Short task:
Set down the full listing exactly, character for character.

Entries provided:
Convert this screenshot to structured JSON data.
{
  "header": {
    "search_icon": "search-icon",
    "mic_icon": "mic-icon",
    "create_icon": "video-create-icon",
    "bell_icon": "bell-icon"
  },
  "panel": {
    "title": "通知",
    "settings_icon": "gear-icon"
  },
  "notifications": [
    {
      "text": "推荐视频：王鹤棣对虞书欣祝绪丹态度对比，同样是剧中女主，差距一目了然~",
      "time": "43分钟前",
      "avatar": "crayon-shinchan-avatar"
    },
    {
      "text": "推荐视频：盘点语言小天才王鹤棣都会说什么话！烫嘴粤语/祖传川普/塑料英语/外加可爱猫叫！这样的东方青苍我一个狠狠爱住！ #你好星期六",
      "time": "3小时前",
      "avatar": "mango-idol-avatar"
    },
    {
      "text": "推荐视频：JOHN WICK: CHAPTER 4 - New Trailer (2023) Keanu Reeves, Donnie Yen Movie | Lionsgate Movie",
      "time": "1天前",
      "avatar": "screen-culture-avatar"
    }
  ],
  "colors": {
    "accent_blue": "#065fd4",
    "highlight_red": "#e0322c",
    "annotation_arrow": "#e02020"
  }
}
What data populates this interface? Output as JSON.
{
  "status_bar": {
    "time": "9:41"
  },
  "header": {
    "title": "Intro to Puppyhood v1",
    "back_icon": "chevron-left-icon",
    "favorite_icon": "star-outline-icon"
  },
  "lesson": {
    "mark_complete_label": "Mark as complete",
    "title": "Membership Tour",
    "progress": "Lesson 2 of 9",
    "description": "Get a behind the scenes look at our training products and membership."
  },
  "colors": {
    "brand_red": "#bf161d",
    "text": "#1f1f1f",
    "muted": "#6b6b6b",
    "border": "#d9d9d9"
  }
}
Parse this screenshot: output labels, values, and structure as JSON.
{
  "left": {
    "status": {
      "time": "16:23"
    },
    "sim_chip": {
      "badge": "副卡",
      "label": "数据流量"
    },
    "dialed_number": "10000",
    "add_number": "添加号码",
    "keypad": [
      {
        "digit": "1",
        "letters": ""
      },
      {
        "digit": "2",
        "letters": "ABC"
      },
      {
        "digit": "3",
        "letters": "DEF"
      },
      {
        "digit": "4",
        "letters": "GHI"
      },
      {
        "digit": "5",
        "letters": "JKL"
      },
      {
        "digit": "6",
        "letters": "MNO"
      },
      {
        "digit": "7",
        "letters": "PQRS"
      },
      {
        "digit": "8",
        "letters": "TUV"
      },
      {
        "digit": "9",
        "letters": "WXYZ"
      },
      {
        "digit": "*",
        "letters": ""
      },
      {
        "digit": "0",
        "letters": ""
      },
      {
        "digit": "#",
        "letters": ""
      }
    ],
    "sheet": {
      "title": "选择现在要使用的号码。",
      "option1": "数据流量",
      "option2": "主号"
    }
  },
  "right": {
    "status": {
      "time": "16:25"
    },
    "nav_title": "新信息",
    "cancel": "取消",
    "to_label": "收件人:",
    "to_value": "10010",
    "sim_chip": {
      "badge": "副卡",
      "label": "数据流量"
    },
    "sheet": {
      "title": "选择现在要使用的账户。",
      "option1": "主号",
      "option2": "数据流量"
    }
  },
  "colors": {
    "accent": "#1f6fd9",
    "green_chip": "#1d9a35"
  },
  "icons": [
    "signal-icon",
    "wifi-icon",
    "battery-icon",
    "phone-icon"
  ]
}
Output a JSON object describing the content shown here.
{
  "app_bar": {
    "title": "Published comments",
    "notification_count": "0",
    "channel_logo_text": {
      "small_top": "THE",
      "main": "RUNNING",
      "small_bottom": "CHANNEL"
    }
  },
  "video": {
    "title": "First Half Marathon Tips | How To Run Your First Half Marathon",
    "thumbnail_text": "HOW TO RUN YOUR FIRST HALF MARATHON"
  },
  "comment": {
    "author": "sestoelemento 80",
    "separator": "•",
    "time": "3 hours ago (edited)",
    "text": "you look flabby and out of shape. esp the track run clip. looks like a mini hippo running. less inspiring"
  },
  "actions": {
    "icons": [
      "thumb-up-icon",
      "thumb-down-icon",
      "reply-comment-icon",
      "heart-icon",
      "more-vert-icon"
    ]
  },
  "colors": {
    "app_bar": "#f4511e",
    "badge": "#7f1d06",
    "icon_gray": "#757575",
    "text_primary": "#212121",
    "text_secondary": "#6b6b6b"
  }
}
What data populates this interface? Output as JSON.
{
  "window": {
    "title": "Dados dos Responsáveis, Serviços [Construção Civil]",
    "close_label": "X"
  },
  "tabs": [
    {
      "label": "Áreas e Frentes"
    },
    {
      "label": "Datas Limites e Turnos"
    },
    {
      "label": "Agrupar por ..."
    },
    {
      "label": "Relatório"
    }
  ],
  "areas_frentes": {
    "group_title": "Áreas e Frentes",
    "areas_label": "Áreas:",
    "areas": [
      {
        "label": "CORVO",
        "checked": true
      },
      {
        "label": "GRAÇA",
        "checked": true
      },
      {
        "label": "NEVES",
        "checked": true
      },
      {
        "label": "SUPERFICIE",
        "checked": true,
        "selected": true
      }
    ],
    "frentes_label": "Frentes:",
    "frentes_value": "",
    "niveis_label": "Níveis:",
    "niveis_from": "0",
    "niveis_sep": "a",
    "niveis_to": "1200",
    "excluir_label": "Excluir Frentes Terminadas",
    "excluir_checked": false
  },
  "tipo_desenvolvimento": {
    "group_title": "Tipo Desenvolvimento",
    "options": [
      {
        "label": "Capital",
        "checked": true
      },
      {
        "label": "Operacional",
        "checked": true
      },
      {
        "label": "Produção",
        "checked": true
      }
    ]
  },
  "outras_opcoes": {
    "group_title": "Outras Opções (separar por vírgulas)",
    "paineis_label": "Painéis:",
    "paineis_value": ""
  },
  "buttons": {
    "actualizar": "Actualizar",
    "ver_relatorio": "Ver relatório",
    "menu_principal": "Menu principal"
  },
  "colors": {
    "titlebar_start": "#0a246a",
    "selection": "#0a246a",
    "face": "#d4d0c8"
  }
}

Result of the exercise:
Convert this screenshot to structured JSON data.
{
  "header": {
    "search_icon": "search-icon",
    "mic_icon": "mic-icon",
    "create_icon": "video-create-icon",
    "bell_icon": "bell-icon"
  },
  "panel": {
    "title": "通知",
    "settings_icon": "gear-icon"
  },
  "notifications": [
    {
      "text": "推荐视频：王鹤棣对虞书欣祝绪丹态度对比，同样是剧中女主，差距一目了然~",
      "time": "43分钟前",
      "avatar": "crayon-shinchan-avatar"
    },
    {
      "text": "推荐视频：盘点语言小天才王鹤棣都会说什么话！烫嘴粤语/祖传川普/塑料英语/外加可爱猫叫！这样的东方青苍我一个狠狠爱住！ #你好星期六",
      "time": "3小时前",
      "avatar": "mango-idol-avatar"
    },
    {
      "text": "推荐视频：JOHN WICK: CHAPTER 4 - New Trailer (2023) Keanu Reeves, Donnie Yen Movie | Lionsgate Movie",
      "time": "1天前",
      "avatar": "screen-culture-avatar"
    }
  ],
  "colors": {
    "accent_blue": "#065fd4",
    "highlight_red": "#e0322c",
    "annotation_arrow": "#e02020"
  }
}
What data populates this interface? Output as JSON.
{
  "status_bar": {
    "time": "9:41"
  },
  "header": {
    "title": "Intro to Puppyhood v1",
    "back_icon": "chevron-left-icon",
    "favorite_icon": "star-outline-icon"
  },
  "lesson": {
    "mark_complete_label": "Mark as complete",
    "title": "Membership Tour",
    "progress": "Lesson 2 of 9",
    "description": "Get a behind the scenes look at our training products and membership."
  },
  "colors": {
    "brand_red": "#bf161d",
    "text": "#1f1f1f",
    "muted": "#6b6b6b",
    "border": "#d9d9d9"
  }
}
Parse this screenshot: output labels, values, and structure as JSON.
{
  "left": {
    "status": {
      "time": "16:23"
    },
    "sim_chip": {
      "badge": "副卡",
      "label": "数据流量"
    },
    "dialed_number": "10000",
    "add_number": "添加号码",
    "keypad": [
      {
        "digit": "1",
        "letters": ""
      },
      {
        "digit": "2",
        "letters": "ABC"
      },
      {
        "digit": "3",
        "letters": "DEF"
      },
      {
        "digit": "4",
        "letters": "GHI"
      },
      {
        "digit": "5",
        "letters": "JKL"
      },
      {
        "digit": "6",
        "letters": "MNO"
      },
      {
        "digit": "7",
        "letters": "PQRS"
      },
      {
        "digit": "8",
        "letters": "TUV"
      },
      {
        "digit": "9",
        "letters": "WXYZ"
      },
      {
        "digit": "*",
        "letters": ""
      },
      {
        "digit": "0",
        "letters": ""
      },
      {
        "digit": "#",
        "letters": ""
      }
    ],
    "sheet": {
      "title": "选择现在要使用的号码。",
      "option1": "数据流量",
      "option2": "主号"
    }
  },
  "right": {
    "status": {
      "time": "16:25"
    },
    "nav_title": "新信息",
    "cancel": "取消",
    "to_label": "收件人:",
    "to_value": "10010",
    "sim_chip": {
      "badge": "副卡",
      "label": "数据流量"
    },
    "sheet": {
      "title": "选择现在要使用的账户。",
      "option1": "主号",
      "option2": "数据流量"
    }
  },
  "colors": {
    "accent": "#1f6fd9",
    "green_chip": "#1d9a35"
  },
  "icons": [
    "signal-icon",
    "wifi-icon",
    "battery-icon",
    "phone-icon"
  ]
}
Output a JSON object describing the content shown here.
{
  "app_bar": {
    "title": "Published comments",
    "notification_count": "0",
    "channel_logo_text": {
      "small_top": "THE",
      "main": "RUNNING",
      "small_bottom": "CHANNEL"
    }
  },
  "video": {
    "title": "First Half Marathon Tips | How To Run Your First Half Marathon",
    "thumbnail_text": "HOW TO RUN YOUR FIRST HALF MARATHON"
  },
  "comment": {
    "author": "sestoelemento 80",
    "separator": "•",
    "time": "3 hours ago (edited)",
    "text": "you look flabby and out of shape. esp the track run clip. looks like a mini hippo running. less inspiring"
  },
  "actions": {
    "icons": [
      "thumb-up-icon",
      "thumb-down-icon",
      "reply-comment-icon",
      "heart-icon",
      "more-vert-icon"
    ]
  },
  "colors": {
    "app_bar": "#f4511e",
    "badge": "#7f1d06",
    "icon_gray": "#757575",
    "text_primary": "#212121",
    "text_secondary": "#6b6b6b"
  }
}
What data populates this interface? Output as JSON.
{
  "window": {
    "title": "Dados dos Responsáveis, Serviços [Construção Civil]",
    "close_label": "X"
  },
  "tabs": [
    {
      "label": "Áreas e Frentes"
    },
    {
      "label": "Datas Limites e Turnos"
    },
    {
      "label": "Agrupar por ..."
    },
    {
      "label": "Relatório"
    }
  ],
  "areas_frentes": {
    "group_title": "Áreas e Frentes",
    "areas_label": "Áreas:",
    "areas": [
      {
        "label": "CORVO",
        "checked": true
      },
      {
        "label": "GRAÇA",
        "checked": true
      },
      {
        "label": "NEVES",
        "checked": true
      },
      {
        "label": "SUPERFICIE",
        "checked": true,
        "selected": true
      }
    ],
    "frentes_label": "Frentes:",
    "frentes_value": "",
    "niveis_label": "Níveis:",
    "niveis_from": "0",
    "niveis_sep": "a",
    "niveis_to": "1200",
    "excluir_label": "Excluir Frentes Terminadas",
    "excluir_checked": false
  },
  "tipo_desenvolvimento": {
    "group_title": "Tipo Desenvolvimento",
    "options": [
      {
        "label": "Capital",
        "checked": true
      },
      {
        "label": "Operacional",
        "checked": true
      },
      {
        "label": "Produção",
        "checked": true
      }
    ]
  },
  "outras_opcoes": {
    "group_title": "Outras Opções (separar por vírgulas)",
    "paineis_label": "Painéis:",
    "paineis_value": ""
  },
  "buttons": {
    "actualizar": "Actualizar",
    "ver_relatorio": "Ver relatório",
    "menu_principal": "Menu principal"
  },
  "colors": {
    "titlebar_start": "#0a246a",
    "selection": "#0a246a",
    "face": "#d4d0c8"
  }
}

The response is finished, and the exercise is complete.